• **Brief**: Below are some records. Copy every line in them that holds "smoothie".

• **Material for this task**:
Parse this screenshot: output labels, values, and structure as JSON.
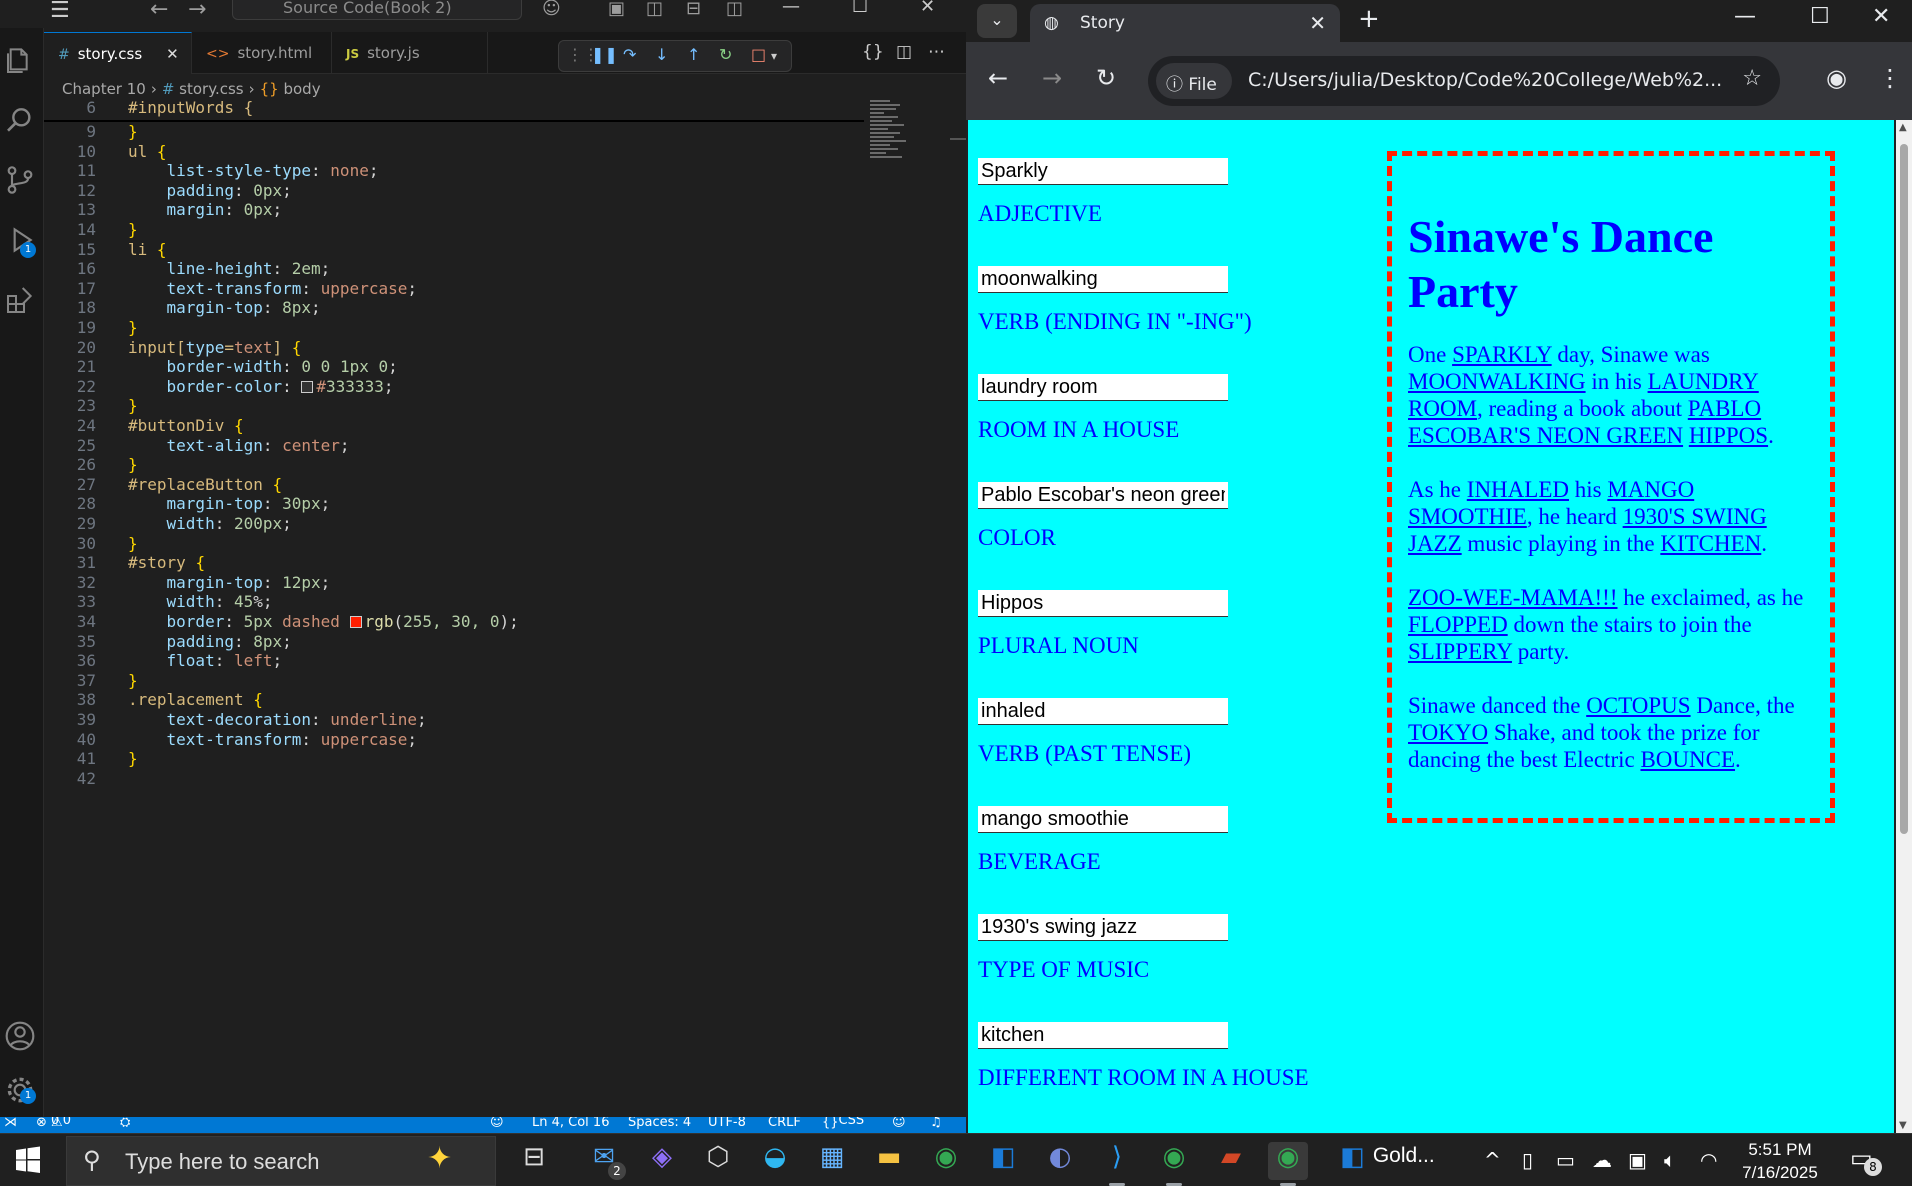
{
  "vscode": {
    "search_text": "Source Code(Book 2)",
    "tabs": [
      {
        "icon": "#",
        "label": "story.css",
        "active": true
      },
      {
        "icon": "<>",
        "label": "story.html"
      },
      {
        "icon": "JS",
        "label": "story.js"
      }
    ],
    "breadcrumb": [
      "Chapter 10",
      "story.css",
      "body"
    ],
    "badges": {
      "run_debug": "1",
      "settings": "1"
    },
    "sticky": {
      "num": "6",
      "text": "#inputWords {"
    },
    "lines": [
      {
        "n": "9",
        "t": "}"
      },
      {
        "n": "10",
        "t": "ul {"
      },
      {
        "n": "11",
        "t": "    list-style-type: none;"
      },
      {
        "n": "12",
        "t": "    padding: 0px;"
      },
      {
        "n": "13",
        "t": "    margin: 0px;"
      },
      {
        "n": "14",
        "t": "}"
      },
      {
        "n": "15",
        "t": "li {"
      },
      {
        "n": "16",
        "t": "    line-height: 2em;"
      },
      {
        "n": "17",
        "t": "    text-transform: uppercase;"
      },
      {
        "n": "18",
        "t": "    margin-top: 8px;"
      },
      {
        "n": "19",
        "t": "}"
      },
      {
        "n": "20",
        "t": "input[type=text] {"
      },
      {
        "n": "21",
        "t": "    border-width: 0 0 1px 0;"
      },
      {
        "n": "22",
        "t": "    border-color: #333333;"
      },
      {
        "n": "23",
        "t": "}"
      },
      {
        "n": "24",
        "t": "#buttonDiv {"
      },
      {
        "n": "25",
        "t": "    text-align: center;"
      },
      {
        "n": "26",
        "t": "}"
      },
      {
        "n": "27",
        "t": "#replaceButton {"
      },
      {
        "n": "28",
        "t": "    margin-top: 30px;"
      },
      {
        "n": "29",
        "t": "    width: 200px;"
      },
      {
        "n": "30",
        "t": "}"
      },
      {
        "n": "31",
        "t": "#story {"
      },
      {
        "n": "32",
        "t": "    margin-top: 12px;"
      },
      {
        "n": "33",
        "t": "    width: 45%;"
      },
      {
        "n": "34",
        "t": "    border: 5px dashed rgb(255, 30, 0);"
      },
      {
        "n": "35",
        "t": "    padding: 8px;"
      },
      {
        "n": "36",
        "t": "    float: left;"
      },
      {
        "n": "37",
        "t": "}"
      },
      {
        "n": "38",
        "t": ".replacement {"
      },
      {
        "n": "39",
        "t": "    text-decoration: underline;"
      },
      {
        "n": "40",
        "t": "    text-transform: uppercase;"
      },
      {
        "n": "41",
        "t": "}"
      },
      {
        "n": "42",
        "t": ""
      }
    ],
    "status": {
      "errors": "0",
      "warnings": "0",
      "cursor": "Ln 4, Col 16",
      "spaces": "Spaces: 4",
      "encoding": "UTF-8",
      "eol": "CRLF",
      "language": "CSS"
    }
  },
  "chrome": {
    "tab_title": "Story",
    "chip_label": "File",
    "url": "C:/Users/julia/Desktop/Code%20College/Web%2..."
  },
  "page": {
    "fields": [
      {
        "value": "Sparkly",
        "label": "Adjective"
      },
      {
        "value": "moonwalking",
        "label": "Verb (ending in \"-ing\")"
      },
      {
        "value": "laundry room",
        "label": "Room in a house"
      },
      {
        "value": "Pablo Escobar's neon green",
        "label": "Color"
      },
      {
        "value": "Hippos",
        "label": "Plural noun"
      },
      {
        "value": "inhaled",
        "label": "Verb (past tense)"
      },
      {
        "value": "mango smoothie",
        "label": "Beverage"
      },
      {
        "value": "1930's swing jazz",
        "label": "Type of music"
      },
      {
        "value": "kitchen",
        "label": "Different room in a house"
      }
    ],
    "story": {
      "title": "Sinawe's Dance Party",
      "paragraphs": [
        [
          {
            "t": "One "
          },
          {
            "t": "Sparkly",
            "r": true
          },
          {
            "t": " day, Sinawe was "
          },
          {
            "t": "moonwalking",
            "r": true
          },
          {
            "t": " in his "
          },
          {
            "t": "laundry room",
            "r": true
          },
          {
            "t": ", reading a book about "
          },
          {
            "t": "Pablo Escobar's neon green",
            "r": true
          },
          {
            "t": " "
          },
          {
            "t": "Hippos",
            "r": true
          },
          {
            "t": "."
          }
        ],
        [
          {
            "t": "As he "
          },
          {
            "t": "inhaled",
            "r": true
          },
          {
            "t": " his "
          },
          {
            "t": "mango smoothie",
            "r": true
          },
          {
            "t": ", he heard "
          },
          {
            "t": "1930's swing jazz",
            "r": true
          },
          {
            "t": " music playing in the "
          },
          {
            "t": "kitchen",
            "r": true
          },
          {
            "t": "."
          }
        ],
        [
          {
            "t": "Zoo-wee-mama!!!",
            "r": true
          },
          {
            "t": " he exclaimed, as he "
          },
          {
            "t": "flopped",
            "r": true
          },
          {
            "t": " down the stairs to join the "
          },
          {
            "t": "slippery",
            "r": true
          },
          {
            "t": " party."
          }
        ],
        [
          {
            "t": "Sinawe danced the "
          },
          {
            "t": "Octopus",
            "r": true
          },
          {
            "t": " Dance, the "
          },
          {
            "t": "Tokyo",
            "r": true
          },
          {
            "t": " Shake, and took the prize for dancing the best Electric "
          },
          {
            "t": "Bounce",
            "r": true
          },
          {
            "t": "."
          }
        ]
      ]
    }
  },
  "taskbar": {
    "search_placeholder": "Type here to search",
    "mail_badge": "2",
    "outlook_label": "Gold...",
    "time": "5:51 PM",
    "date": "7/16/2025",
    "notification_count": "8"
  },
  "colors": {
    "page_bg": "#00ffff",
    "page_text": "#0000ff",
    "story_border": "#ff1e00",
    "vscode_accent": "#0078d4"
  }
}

---

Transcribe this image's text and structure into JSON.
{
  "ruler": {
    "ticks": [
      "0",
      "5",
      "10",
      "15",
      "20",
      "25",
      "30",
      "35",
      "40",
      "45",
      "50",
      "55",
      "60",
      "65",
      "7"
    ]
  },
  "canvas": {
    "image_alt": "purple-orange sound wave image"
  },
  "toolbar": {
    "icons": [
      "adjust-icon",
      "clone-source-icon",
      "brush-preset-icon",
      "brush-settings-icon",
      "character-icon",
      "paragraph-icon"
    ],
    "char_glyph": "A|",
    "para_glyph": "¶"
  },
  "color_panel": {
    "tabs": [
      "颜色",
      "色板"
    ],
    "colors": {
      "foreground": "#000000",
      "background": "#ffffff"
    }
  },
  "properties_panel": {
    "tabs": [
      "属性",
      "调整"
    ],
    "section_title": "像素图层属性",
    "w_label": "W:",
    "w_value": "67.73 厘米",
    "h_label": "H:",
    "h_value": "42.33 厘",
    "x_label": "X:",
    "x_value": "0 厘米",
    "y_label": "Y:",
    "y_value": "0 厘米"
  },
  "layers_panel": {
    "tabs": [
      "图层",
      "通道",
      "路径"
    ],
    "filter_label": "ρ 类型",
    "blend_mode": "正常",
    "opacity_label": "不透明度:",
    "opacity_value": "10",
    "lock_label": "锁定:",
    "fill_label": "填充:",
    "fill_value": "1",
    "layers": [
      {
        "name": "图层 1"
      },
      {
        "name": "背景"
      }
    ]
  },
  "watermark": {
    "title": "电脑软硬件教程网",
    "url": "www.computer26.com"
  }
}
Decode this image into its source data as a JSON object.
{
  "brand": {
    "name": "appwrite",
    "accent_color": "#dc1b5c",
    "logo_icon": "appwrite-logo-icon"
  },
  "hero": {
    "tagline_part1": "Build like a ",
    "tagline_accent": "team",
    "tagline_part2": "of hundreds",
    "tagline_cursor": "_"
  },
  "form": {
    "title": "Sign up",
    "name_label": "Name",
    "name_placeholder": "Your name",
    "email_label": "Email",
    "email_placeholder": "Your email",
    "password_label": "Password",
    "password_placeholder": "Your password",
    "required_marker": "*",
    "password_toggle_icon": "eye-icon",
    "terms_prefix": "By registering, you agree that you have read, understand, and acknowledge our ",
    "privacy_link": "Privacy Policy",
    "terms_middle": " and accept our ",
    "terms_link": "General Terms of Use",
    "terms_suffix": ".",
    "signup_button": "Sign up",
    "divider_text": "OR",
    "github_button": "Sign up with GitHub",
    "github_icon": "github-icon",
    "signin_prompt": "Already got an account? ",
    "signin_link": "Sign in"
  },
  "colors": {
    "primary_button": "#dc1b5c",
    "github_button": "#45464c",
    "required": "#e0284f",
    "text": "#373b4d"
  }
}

• **Result**:
        "value": "mango smoothie",
            "t": "mango smoothie",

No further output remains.